[Stored items]
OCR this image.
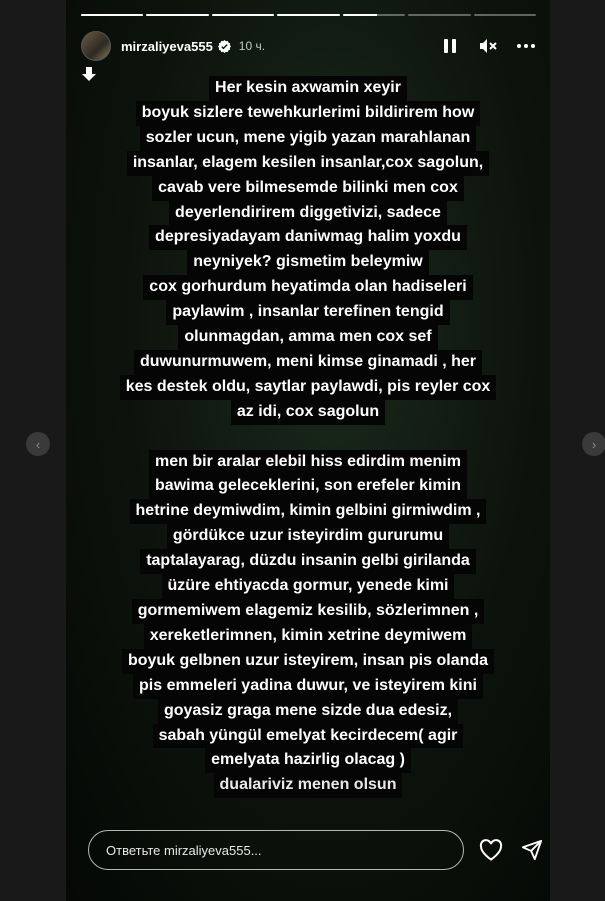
‹	›
mirzaliyeva555 10 ч.
Her kesin axwamin xeyir
boyuk sizlere tewehkurlerimi bildirirem how
sozler ucun, mene yigib yazan marahlanan
insanlar, elagem kesilen insanlar,cox sagolun,
cavab vere bilmesemde bilinki men cox
deyerlendirirem diggetivizi, sadece
depresiyadayam daniwmag halim yoxdu
neyniyek? gismetim beleymiw
cox gorhurdum heyatimda olan hadiseleri
paylawim , insanlar terefinen tengid
olunmagdan, amma men cox sef
duwunurmuwem, meni kimse ginamadi , her
kes destek oldu, saytlar paylawdi, pis reyler cox
az idi, cox sagolun
men bir aralar elebil hiss edirdim menim
bawima geleceklerini, son erefeler kimin
hetrine deymiwdim, kimin gelbini girmiwdim ,
gördükce uzur isteyirdim gururumu
taptalayarag, düzdu insanin gelbi girilanda
üzüre ehtiyacda gormur, yenede kimi
gormemiwem elagemiz kesilib, sözlerimnen ,
xereketlerimnen, kimin xetrine deymiwem
boyuk gelbnen uzur isteyirem, insan pis olanda
pis emmeleri yadina duwur, ve isteyirem kini
goyasiz graga mene sizde dua edesiz,
sabah yüngül emelyat kecirdecem( agir
emelyata hazirlig olacag )
dualariviz menen olsun
Ответьте mirzaliyeva555...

▸ **Objective**: Omit all pictures while transcribing the entries verbatim.

▸ **Solution for this exercise**:
OCR this image.
‹	›
mirzaliyeva555 10 ч.
Her kesin axwamin xeyir
boyuk sizlere tewehkurlerimi bildirirem how
sozler ucun, mene yigib yazan marahlanan
insanlar, elagem kesilen insanlar,cox sagolun,
cavab vere bilmesemde bilinki men cox
deyerlendirirem diggetivizi, sadece
depresiyadayam daniwmag halim yoxdu
neyniyek? gismetim beleymiw
cox gorhurdum heyatimda olan hadiseleri
paylawim , insanlar terefinen tengid
olunmagdan, amma men cox sef
duwunurmuwem, meni kimse ginamadi , her
kes destek oldu, saytlar paylawdi, pis reyler cox
az idi, cox sagolun
men bir aralar elebil hiss edirdim menim
bawima geleceklerini, son erefeler kimin
hetrine deymiwdim, kimin gelbini girmiwdim ,
gördükce uzur isteyirdim gururumu
taptalayarag, düzdu insanin gelbi girilanda
üzüre ehtiyacda gormur, yenede kimi
gormemiwem elagemiz kesilib, sözlerimnen ,
xereketlerimnen, kimin xetrine deymiwem
boyuk gelbnen uzur isteyirem, insan pis olanda
pis emmeleri yadina duwur, ve isteyirem kini
goyasiz graga mene sizde dua edesiz,
sabah yüngül emelyat kecirdecem( agir
emelyata hazirlig olacag )
dualariviz menen olsun
Ответьте mirzaliyeva555...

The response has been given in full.